> DESCRIPTION OF THE TASK:
Retype the data that follows line by line, exactly, and leave its pictures out.

> Dataset rows:
·····
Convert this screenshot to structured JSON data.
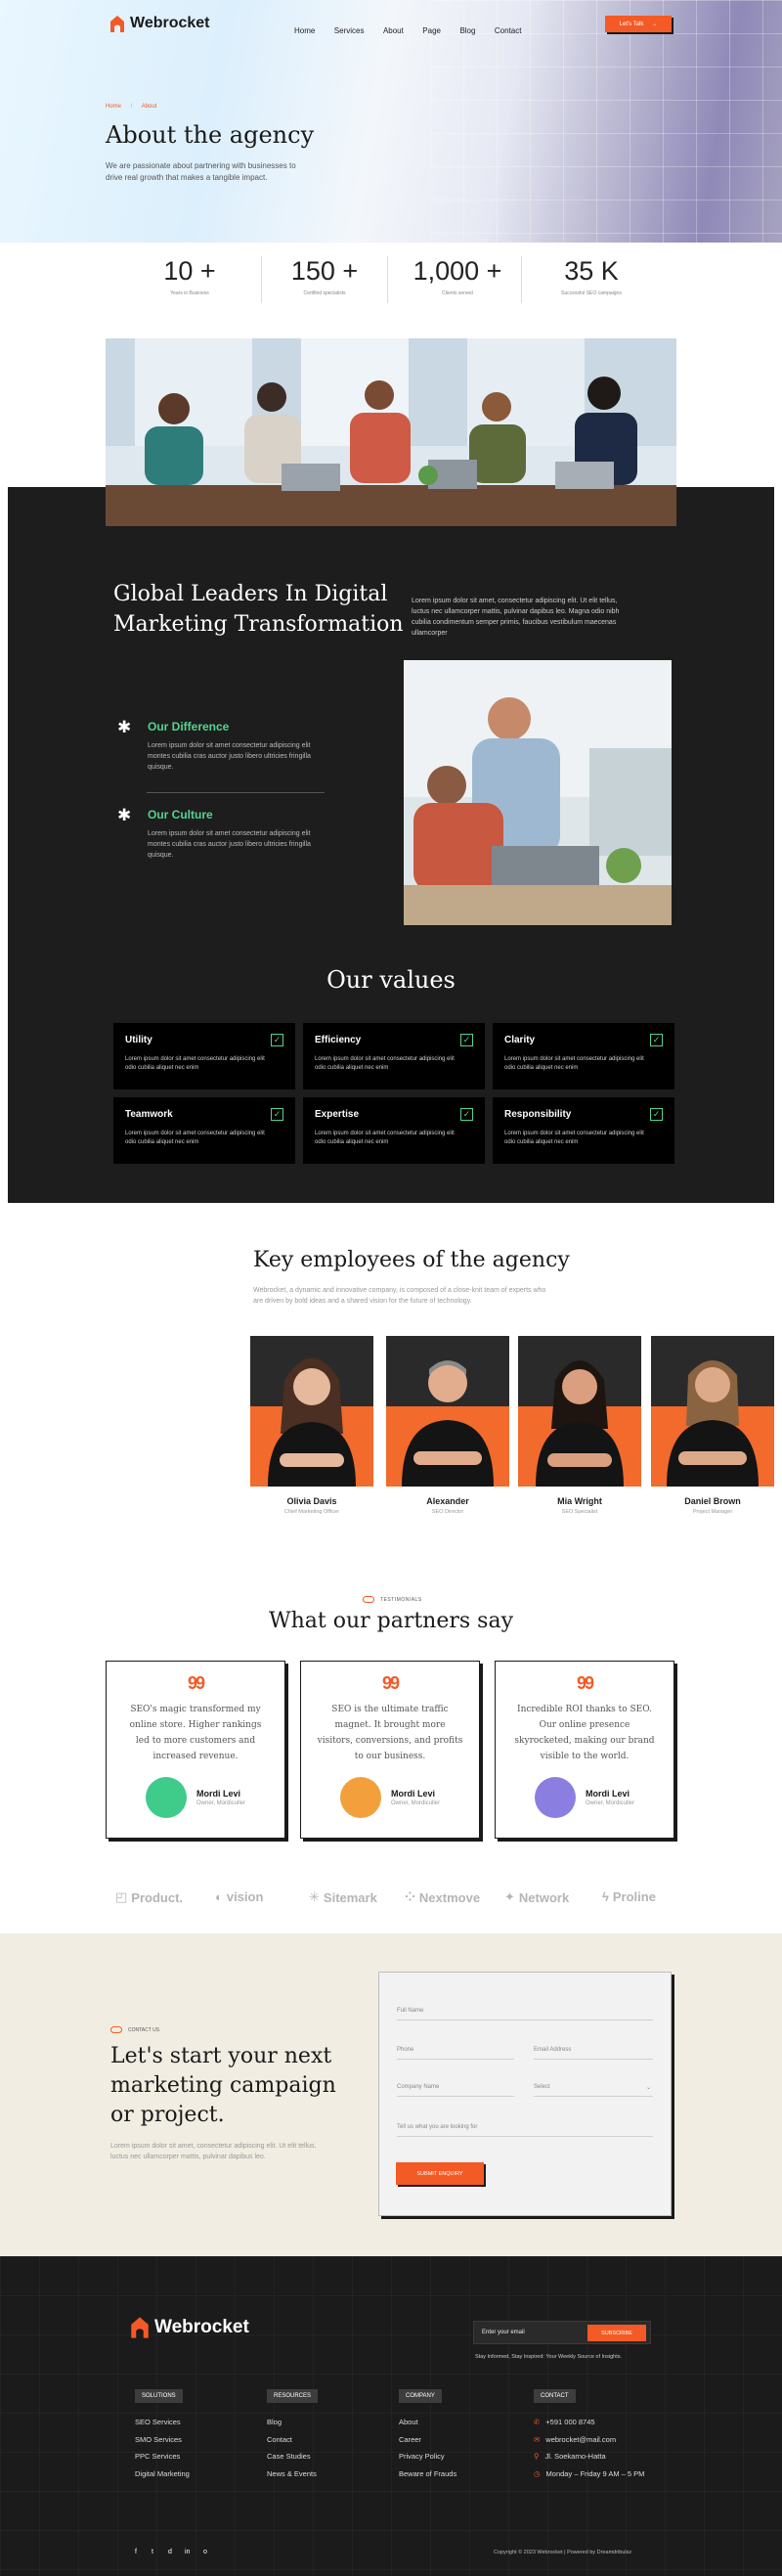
{
  "header": {
    "brand": "Webrocket",
    "nav": [
      "Home",
      "Services",
      "About",
      "Page",
      "Blog",
      "Contact"
    ],
    "cta_label": "Let's Talk",
    "cta_arrow": "→"
  },
  "hero": {
    "breadcrumb_home": "Home",
    "breadcrumb_sep": "/",
    "breadcrumb_current": "About",
    "title": "About the agency",
    "subtitle": "We are passionate about partnering with businesses to drive real growth that makes a tangible impact."
  },
  "stats": [
    {
      "value": "10 +",
      "label": "Years in Business"
    },
    {
      "value": "150 +",
      "label": "Certified specialists"
    },
    {
      "value": "1,000 +",
      "label": "Clients served"
    },
    {
      "value": "35 K",
      "label": "Successful SEO campaigns"
    }
  ],
  "leaders": {
    "title_line1": "Global Leaders In Digital",
    "title_line2": "Marketing Transformation",
    "text": "Lorem ipsum dolor sit amet, consectetur adipiscing elit. Ut elit tellus, luctus nec ullamcorper mattis, pulvinar dapibus leo. Magna odio nibh cubilia condimentum semper primis, faucibus vestibulum maecenas ullamcorper",
    "features": [
      {
        "title": "Our Difference",
        "text": "Lorem ipsum dolor sit amet consectetur adipiscing elit montes cubilia cras auctor justo libero ultricies fringilla quisque."
      },
      {
        "title": "Our Culture",
        "text": "Lorem ipsum dolor sit amet consectetur adipiscing elit montes cubilia cras auctor justo libero ultricies fringilla quisque."
      }
    ]
  },
  "values": {
    "title": "Our values",
    "check_glyph": "✓",
    "items": [
      {
        "title": "Utility",
        "text": "Lorem ipsum dolor sit amet consectetur adipiscing elit odio cubilia aliquet nec enim"
      },
      {
        "title": "Efficiency",
        "text": "Lorem ipsum dolor sit amet consectetur adipiscing elit odio cubilia aliquet nec enim"
      },
      {
        "title": "Clarity",
        "text": "Lorem ipsum dolor sit amet consectetur adipiscing elit odio cubilia aliquet nec enim"
      },
      {
        "title": "Teamwork",
        "text": "Lorem ipsum dolor sit amet consectetur adipiscing elit odio cubilia aliquet nec enim"
      },
      {
        "title": "Expertise",
        "text": "Lorem ipsum dolor sit amet consectetur adipiscing elit odio cubilia aliquet nec enim"
      },
      {
        "title": "Responsibility",
        "text": "Lorem ipsum dolor sit amet consectetur adipiscing elit odio cubilia aliquet nec enim"
      }
    ]
  },
  "team": {
    "title": "Key employees of the agency",
    "subtitle": "Webrocket, a dynamic and innovative company, is composed of a close-knit team of experts who are driven by bold ideas and a shared vision for the future of technology.",
    "members": [
      {
        "name": "Olivia Davis",
        "role": "Chief Marketing Officer"
      },
      {
        "name": "Alexander",
        "role": "SEO Director"
      },
      {
        "name": "Mia Wright",
        "role": "SEO Specialist"
      },
      {
        "name": "Daniel Brown",
        "role": "Project Manager"
      }
    ]
  },
  "testimonials": {
    "tag": "TESTIMONIALS",
    "title": "What our partners say",
    "quote_glyph": "99",
    "items": [
      {
        "text": "SEO's magic transformed my online store. Higher rankings led to more customers and increased revenue.",
        "name": "Mordi Levi",
        "role": "Owner, Mordiculler"
      },
      {
        "text": "SEO is the ultimate traffic magnet. It brought more visitors, conversions, and profits to our business.",
        "name": "Mordi Levi",
        "role": "Owner, Mordiculler"
      },
      {
        "text": "Incredible ROI thanks to SEO. Our online presence skyrocketed, making our brand visible to the world.",
        "name": "Mordi Levi",
        "role": "Owner, Mordiculler"
      }
    ]
  },
  "brands": [
    "Product.",
    "vision",
    "Sitemark",
    "Nextmove",
    "Network",
    "Proline"
  ],
  "contact": {
    "tag": "CONTACT US",
    "title_line1": "Let's start your next",
    "title_line2": "marketing campaign",
    "title_line3": "or project.",
    "text": "Lorem ipsum dolor sit amet, consectetur adipiscing elit. Ut elit tellus, luctus nec ullamcorper mattis, pulvinar dapibus leo.",
    "fields": {
      "full_name": "Full Name",
      "phone": "Phone",
      "email": "Email Address",
      "company": "Company Name",
      "select": "Select",
      "message": "Tell us what you are looking for"
    },
    "submit": "SUBMIT ENQUIRY"
  },
  "footer": {
    "brand": "Webrocket",
    "email_placeholder": "Enter your email",
    "subscribe": "SUBSCRIBE",
    "subscribe_note": "Stay Informed, Stay Inspired: Your Weekly Source of Insights.",
    "columns": [
      {
        "heading": "SOLUTIONS",
        "links": [
          "SEO Services",
          "SMO Services",
          "PPC Services",
          "Digital Marketing"
        ]
      },
      {
        "heading": "RESOURCES",
        "links": [
          "Blog",
          "Contact",
          "Case Studies",
          "News & Events"
        ]
      },
      {
        "heading": "COMPANY",
        "links": [
          "About",
          "Career",
          "Privacy Policy",
          "Beware of Frauds"
        ]
      }
    ],
    "contact_heading": "CONTACT",
    "contact_items": [
      "+591 000 8745",
      "webrocket@mail.com",
      "Jl. Soekarno-Hatta",
      "Monday – Friday 9 AM – 5 PM"
    ],
    "social": [
      "f",
      "t",
      "d",
      "in",
      "o"
    ],
    "copyright": "Copyright © 2023 Webrocket | Powered by Dreamdribulsz"
  },
  "colors": {
    "accent": "#f45a26",
    "green": "#54d48f",
    "dark": "#1d1d1d",
    "cream": "#f1ede2"
  }
}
·····
> RESULT OF THE TASK:
Convert this screenshot to structured JSON data.
{
  "header": {
    "brand": "Webrocket",
    "nav": [
      "Home",
      "Services",
      "About",
      "Page",
      "Blog",
      "Contact"
    ],
    "cta_label": "Let's Talk",
    "cta_arrow": "→"
  },
  "hero": {
    "breadcrumb_home": "Home",
    "breadcrumb_sep": "/",
    "breadcrumb_current": "About",
    "title": "About the agency",
    "subtitle": "We are passionate about partnering with businesses to drive real growth that makes a tangible impact."
  },
  "stats": [
    {
      "value": "10 +",
      "label": "Years in Business"
    },
    {
      "value": "150 +",
      "label": "Certified specialists"
    },
    {
      "value": "1,000 +",
      "label": "Clients served"
    },
    {
      "value": "35 K",
      "label": "Successful SEO campaigns"
    }
  ],
  "leaders": {
    "title_line1": "Global Leaders In Digital",
    "title_line2": "Marketing Transformation",
    "text": "Lorem ipsum dolor sit amet, consectetur adipiscing elit. Ut elit tellus, luctus nec ullamcorper mattis, pulvinar dapibus leo. Magna odio nibh cubilia condimentum semper primis, faucibus vestibulum maecenas ullamcorper",
    "features": [
      {
        "title": "Our Difference",
        "text": "Lorem ipsum dolor sit amet consectetur adipiscing elit montes cubilia cras auctor justo libero ultricies fringilla quisque."
      },
      {
        "title": "Our Culture",
        "text": "Lorem ipsum dolor sit amet consectetur adipiscing elit montes cubilia cras auctor justo libero ultricies fringilla quisque."
      }
    ]
  },
  "values": {
    "title": "Our values",
    "check_glyph": "✓",
    "items": [
      {
        "title": "Utility",
        "text": "Lorem ipsum dolor sit amet consectetur adipiscing elit odio cubilia aliquet nec enim"
      },
      {
        "title": "Efficiency",
        "text": "Lorem ipsum dolor sit amet consectetur adipiscing elit odio cubilia aliquet nec enim"
      },
      {
        "title": "Clarity",
        "text": "Lorem ipsum dolor sit amet consectetur adipiscing elit odio cubilia aliquet nec enim"
      },
      {
        "title": "Teamwork",
        "text": "Lorem ipsum dolor sit amet consectetur adipiscing elit odio cubilia aliquet nec enim"
      },
      {
        "title": "Expertise",
        "text": "Lorem ipsum dolor sit amet consectetur adipiscing elit odio cubilia aliquet nec enim"
      },
      {
        "title": "Responsibility",
        "text": "Lorem ipsum dolor sit amet consectetur adipiscing elit odio cubilia aliquet nec enim"
      }
    ]
  },
  "team": {
    "title": "Key employees of the agency",
    "subtitle": "Webrocket, a dynamic and innovative company, is composed of a close-knit team of experts who are driven by bold ideas and a shared vision for the future of technology.",
    "members": [
      {
        "name": "Olivia Davis",
        "role": "Chief Marketing Officer"
      },
      {
        "name": "Alexander",
        "role": "SEO Director"
      },
      {
        "name": "Mia Wright",
        "role": "SEO Specialist"
      },
      {
        "name": "Daniel Brown",
        "role": "Project Manager"
      }
    ]
  },
  "testimonials": {
    "tag": "TESTIMONIALS",
    "title": "What our partners say",
    "quote_glyph": "99",
    "items": [
      {
        "text": "SEO's magic transformed my online store. Higher rankings led to more customers and increased revenue.",
        "name": "Mordi Levi",
        "role": "Owner, Mordiculler"
      },
      {
        "text": "SEO is the ultimate traffic magnet. It brought more visitors, conversions, and profits to our business.",
        "name": "Mordi Levi",
        "role": "Owner, Mordiculler"
      },
      {
        "text": "Incredible ROI thanks to SEO. Our online presence skyrocketed, making our brand visible to the world.",
        "name": "Mordi Levi",
        "role": "Owner, Mordiculler"
      }
    ]
  },
  "brands": [
    "Product.",
    "vision",
    "Sitemark",
    "Nextmove",
    "Network",
    "Proline"
  ],
  "contact": {
    "tag": "CONTACT US",
    "title_line1": "Let's start your next",
    "title_line2": "marketing campaign",
    "title_line3": "or project.",
    "text": "Lorem ipsum dolor sit amet, consectetur adipiscing elit. Ut elit tellus, luctus nec ullamcorper mattis, pulvinar dapibus leo.",
    "fields": {
      "full_name": "Full Name",
      "phone": "Phone",
      "email": "Email Address",
      "company": "Company Name",
      "select": "Select",
      "message": "Tell us what you are looking for"
    },
    "submit": "SUBMIT ENQUIRY"
  },
  "footer": {
    "brand": "Webrocket",
    "email_placeholder": "Enter your email",
    "subscribe": "SUBSCRIBE",
    "subscribe_note": "Stay Informed, Stay Inspired: Your Weekly Source of Insights.",
    "columns": [
      {
        "heading": "SOLUTIONS",
        "links": [
          "SEO Services",
          "SMO Services",
          "PPC Services",
          "Digital Marketing"
        ]
      },
      {
        "heading": "RESOURCES",
        "links": [
          "Blog",
          "Contact",
          "Case Studies",
          "News & Events"
        ]
      },
      {
        "heading": "COMPANY",
        "links": [
          "About",
          "Career",
          "Privacy Policy",
          "Beware of Frauds"
        ]
      }
    ],
    "contact_heading": "CONTACT",
    "contact_items": [
      "+591 000 8745",
      "webrocket@mail.com",
      "Jl. Soekarno-Hatta",
      "Monday – Friday 9 AM – 5 PM"
    ],
    "social": [
      "f",
      "t",
      "d",
      "in",
      "o"
    ],
    "copyright": "Copyright © 2023 Webrocket | Powered by Dreamdribulsz"
  },
  "colors": {
    "accent": "#f45a26",
    "green": "#54d48f",
    "dark": "#1d1d1d",
    "cream": "#f1ede2"
  }
}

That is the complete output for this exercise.